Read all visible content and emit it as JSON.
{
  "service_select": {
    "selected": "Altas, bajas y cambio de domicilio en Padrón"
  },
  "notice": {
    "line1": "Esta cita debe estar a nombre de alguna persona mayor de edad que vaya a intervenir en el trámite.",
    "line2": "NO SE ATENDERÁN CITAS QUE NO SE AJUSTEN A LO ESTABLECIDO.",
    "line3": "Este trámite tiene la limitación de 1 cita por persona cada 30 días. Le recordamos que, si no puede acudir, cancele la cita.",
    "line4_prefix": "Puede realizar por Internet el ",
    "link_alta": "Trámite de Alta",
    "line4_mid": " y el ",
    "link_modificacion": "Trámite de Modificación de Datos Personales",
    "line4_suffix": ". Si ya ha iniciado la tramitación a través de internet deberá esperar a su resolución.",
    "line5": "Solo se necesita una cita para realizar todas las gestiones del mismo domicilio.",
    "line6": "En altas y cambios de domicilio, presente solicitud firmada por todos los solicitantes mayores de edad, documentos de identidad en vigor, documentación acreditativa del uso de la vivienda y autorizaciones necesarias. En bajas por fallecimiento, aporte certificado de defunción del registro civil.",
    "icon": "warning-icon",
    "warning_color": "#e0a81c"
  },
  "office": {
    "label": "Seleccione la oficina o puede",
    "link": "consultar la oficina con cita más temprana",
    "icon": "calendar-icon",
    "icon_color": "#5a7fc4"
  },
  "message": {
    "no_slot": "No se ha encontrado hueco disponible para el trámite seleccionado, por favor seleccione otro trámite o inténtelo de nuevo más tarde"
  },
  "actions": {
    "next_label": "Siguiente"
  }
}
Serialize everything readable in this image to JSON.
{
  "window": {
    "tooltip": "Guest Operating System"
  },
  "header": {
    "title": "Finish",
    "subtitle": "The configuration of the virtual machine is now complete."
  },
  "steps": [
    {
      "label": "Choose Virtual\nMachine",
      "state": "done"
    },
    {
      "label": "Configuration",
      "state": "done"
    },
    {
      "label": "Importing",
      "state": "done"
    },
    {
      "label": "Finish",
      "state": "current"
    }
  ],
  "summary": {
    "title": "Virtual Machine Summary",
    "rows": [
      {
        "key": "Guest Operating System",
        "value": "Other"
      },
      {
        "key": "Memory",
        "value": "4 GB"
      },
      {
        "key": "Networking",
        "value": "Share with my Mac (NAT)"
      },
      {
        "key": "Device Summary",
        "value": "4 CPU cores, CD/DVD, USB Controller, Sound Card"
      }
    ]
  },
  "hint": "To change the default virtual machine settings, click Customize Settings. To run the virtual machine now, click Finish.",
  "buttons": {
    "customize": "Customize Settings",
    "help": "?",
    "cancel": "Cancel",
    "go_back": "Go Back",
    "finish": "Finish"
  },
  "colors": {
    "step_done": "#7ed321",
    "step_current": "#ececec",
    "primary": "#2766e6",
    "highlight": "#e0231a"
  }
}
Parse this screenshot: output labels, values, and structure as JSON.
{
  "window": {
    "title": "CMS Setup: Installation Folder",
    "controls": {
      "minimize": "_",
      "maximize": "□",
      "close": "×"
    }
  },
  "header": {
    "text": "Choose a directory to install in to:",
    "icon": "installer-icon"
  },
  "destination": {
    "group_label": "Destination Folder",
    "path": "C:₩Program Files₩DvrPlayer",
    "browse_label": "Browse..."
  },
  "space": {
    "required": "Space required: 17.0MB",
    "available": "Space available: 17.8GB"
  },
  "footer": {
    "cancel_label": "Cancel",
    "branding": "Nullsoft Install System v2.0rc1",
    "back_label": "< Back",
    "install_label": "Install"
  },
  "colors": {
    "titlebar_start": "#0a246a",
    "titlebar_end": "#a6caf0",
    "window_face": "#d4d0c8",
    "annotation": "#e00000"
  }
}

**TASK INSTRUCTIONS**. Return the entries above exactly as they appear.

**EXERCISE RESPONSE**.
Read all visible content and emit it as JSON.
{
  "service_select": {
    "selected": "Altas, bajas y cambio de domicilio en Padrón"
  },
  "notice": {
    "line1": "Esta cita debe estar a nombre de alguna persona mayor de edad que vaya a intervenir en el trámite.",
    "line2": "NO SE ATENDERÁN CITAS QUE NO SE AJUSTEN A LO ESTABLECIDO.",
    "line3": "Este trámite tiene la limitación de 1 cita por persona cada 30 días. Le recordamos que, si no puede acudir, cancele la cita.",
    "line4_prefix": "Puede realizar por Internet el ",
    "link_alta": "Trámite de Alta",
    "line4_mid": " y el ",
    "link_modificacion": "Trámite de Modificación de Datos Personales",
    "line4_suffix": ". Si ya ha iniciado la tramitación a través de internet deberá esperar a su resolución.",
    "line5": "Solo se necesita una cita para realizar todas las gestiones del mismo domicilio.",
    "line6": "En altas y cambios de domicilio, presente solicitud firmada por todos los solicitantes mayores de edad, documentos de identidad en vigor, documentación acreditativa del uso de la vivienda y autorizaciones necesarias. En bajas por fallecimiento, aporte certificado de defunción del registro civil.",
    "icon": "warning-icon",
    "warning_color": "#e0a81c"
  },
  "office": {
    "label": "Seleccione la oficina o puede",
    "link": "consultar la oficina con cita más temprana",
    "icon": "calendar-icon",
    "icon_color": "#5a7fc4"
  },
  "message": {
    "no_slot": "No se ha encontrado hueco disponible para el trámite seleccionado, por favor seleccione otro trámite o inténtelo de nuevo más tarde"
  },
  "actions": {
    "next_label": "Siguiente"
  }
}
Serialize everything readable in this image to JSON.
{
  "window": {
    "tooltip": "Guest Operating System"
  },
  "header": {
    "title": "Finish",
    "subtitle": "The configuration of the virtual machine is now complete."
  },
  "steps": [
    {
      "label": "Choose Virtual\nMachine",
      "state": "done"
    },
    {
      "label": "Configuration",
      "state": "done"
    },
    {
      "label": "Importing",
      "state": "done"
    },
    {
      "label": "Finish",
      "state": "current"
    }
  ],
  "summary": {
    "title": "Virtual Machine Summary",
    "rows": [
      {
        "key": "Guest Operating System",
        "value": "Other"
      },
      {
        "key": "Memory",
        "value": "4 GB"
      },
      {
        "key": "Networking",
        "value": "Share with my Mac (NAT)"
      },
      {
        "key": "Device Summary",
        "value": "4 CPU cores, CD/DVD, USB Controller, Sound Card"
      }
    ]
  },
  "hint": "To change the default virtual machine settings, click Customize Settings. To run the virtual machine now, click Finish.",
  "buttons": {
    "customize": "Customize Settings",
    "help": "?",
    "cancel": "Cancel",
    "go_back": "Go Back",
    "finish": "Finish"
  },
  "colors": {
    "step_done": "#7ed321",
    "step_current": "#ececec",
    "primary": "#2766e6",
    "highlight": "#e0231a"
  }
}
Parse this screenshot: output labels, values, and structure as JSON.
{
  "window": {
    "title": "CMS Setup: Installation Folder",
    "controls": {
      "minimize": "_",
      "maximize": "□",
      "close": "×"
    }
  },
  "header": {
    "text": "Choose a directory to install in to:",
    "icon": "installer-icon"
  },
  "destination": {
    "group_label": "Destination Folder",
    "path": "C:₩Program Files₩DvrPlayer",
    "browse_label": "Browse..."
  },
  "space": {
    "required": "Space required: 17.0MB",
    "available": "Space available: 17.8GB"
  },
  "footer": {
    "cancel_label": "Cancel",
    "branding": "Nullsoft Install System v2.0rc1",
    "back_label": "< Back",
    "install_label": "Install"
  },
  "colors": {
    "titlebar_start": "#0a246a",
    "titlebar_end": "#a6caf0",
    "window_face": "#d4d0c8",
    "annotation": "#e00000"
  }
}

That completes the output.